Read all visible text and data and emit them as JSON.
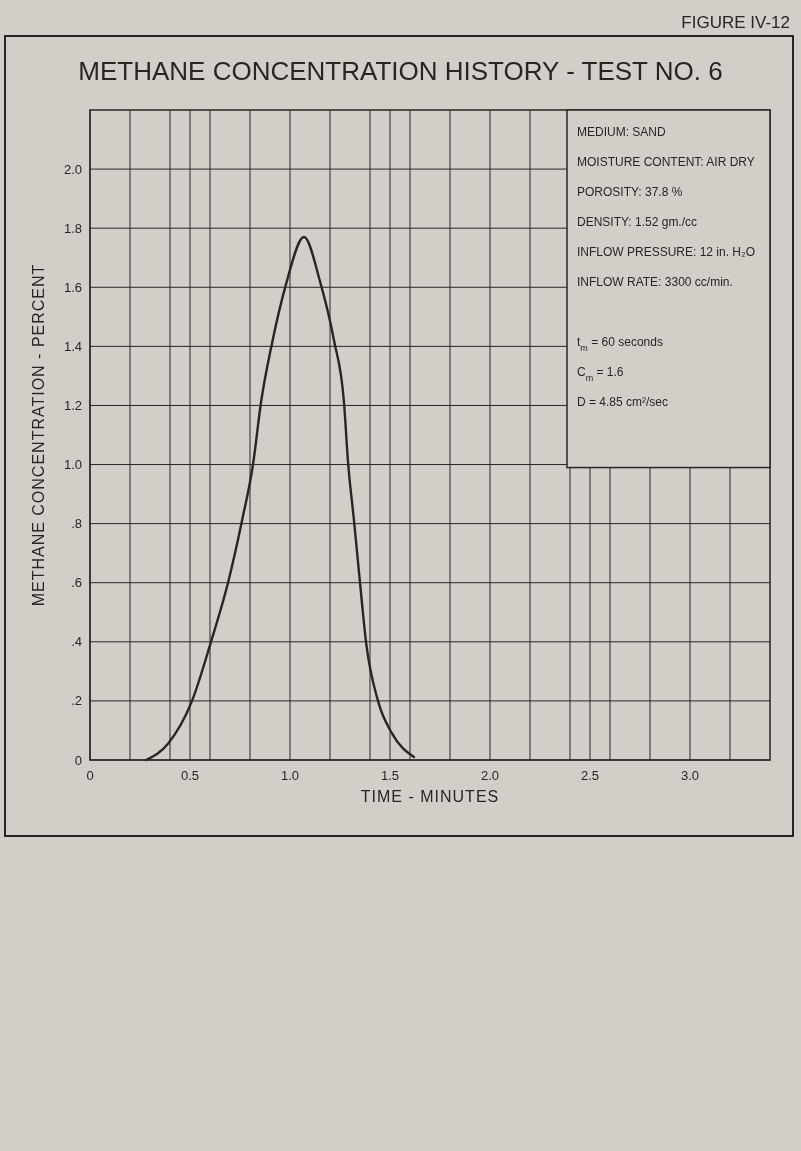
{
  "chart_data": {
    "type": "line",
    "title": "METHANE CONCENTRATION HISTORY - TEST NO. 6",
    "xlabel": "TIME - MINUTES",
    "ylabel": "METHANE CONCENTRATION - PERCENT",
    "annotations": [
      "FIGURE IV-12",
      "MEDIUM: SAND",
      "MOISTURE CONTENT: AIR DRY",
      "POROSITY: 37.8 %",
      "DENSITY: 1.52 gm./cc",
      "INFLOW PRESSURE: 12 in. H₂O",
      "INFLOW RATE: 3300 cc/min.",
      "t$_{m}$ = 60 seconds",
      "C$_{m}$ = 1.6",
      "D = 4.85 cm²/sec"
    ],
    "series": [
      {
        "color": "#2a2522",
        "x": [
          0.28,
          0.39,
          0.51,
          0.605,
          0.69,
          0.76,
          0.815,
          0.855,
          0.91,
          0.98,
          1.07,
          1.15,
          1.22,
          1.27,
          1.29,
          1.32,
          1.35,
          1.38,
          1.44,
          1.51,
          1.62
        ],
        "values": [
          0,
          0.055,
          0.2,
          0.4,
          0.6,
          0.81,
          1.0,
          1.21,
          1.41,
          1.61,
          1.77,
          1.62,
          1.42,
          1.21,
          1.01,
          0.81,
          0.6,
          0.4,
          0.2,
          0.09,
          0.01
        ]
      }
    ],
    "xlim": [
      0,
      3.4
    ],
    "xticks": [
      0,
      {
        "value": 0.2,
        "label": null
      },
      {
        "value": 0.4,
        "label": null
      },
      0.5,
      {
        "value": 0.6,
        "label": null
      },
      {
        "value": 0.8,
        "label": null
      },
      {
        "value": 1,
        "label": "1.0"
      },
      {
        "value": 1.2,
        "label": null
      },
      {
        "value": 1.4,
        "label": null
      },
      1.5,
      {
        "value": 1.6,
        "label": null
      },
      {
        "value": 1.8,
        "label": null
      },
      {
        "value": 2,
        "label": "2.0"
      },
      {
        "value": 2.2,
        "label": null
      },
      {
        "value": 2.4,
        "label": null
      },
      2.5,
      {
        "value": 2.6,
        "label": null
      },
      {
        "value": 2.8,
        "label": null
      },
      {
        "value": 3,
        "label": "3.0"
      },
      {
        "value": 3.2,
        "label": null
      }
    ],
    "ylim": [
      0,
      2.2
    ],
    "yticks": [
      0,
      {
        "value": 0.2,
        "label": ".2"
      },
      {
        "value": 0.4,
        "label": ".4"
      },
      {
        "value": 0.6,
        "label": ".6"
      },
      {
        "value": 0.8,
        "label": ".8"
      },
      {
        "value": 1,
        "label": "1.0"
      },
      1.2,
      1.4,
      1.6,
      1.8,
      {
        "value": 2,
        "label": "2.0"
      }
    ],
    "grid": true,
    "marker": "none",
    "line_style": "solid"
  }
}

.....

_STATED PROBLEM_: Go through the listing above and return every line where the word "METHANE" occurs.

_WORKED ANSWER_:
    "title": "METHANE CONCENTRATION HISTORY - TEST NO. 6",
    "ylabel": "METHANE CONCENTRATION - PERCENT",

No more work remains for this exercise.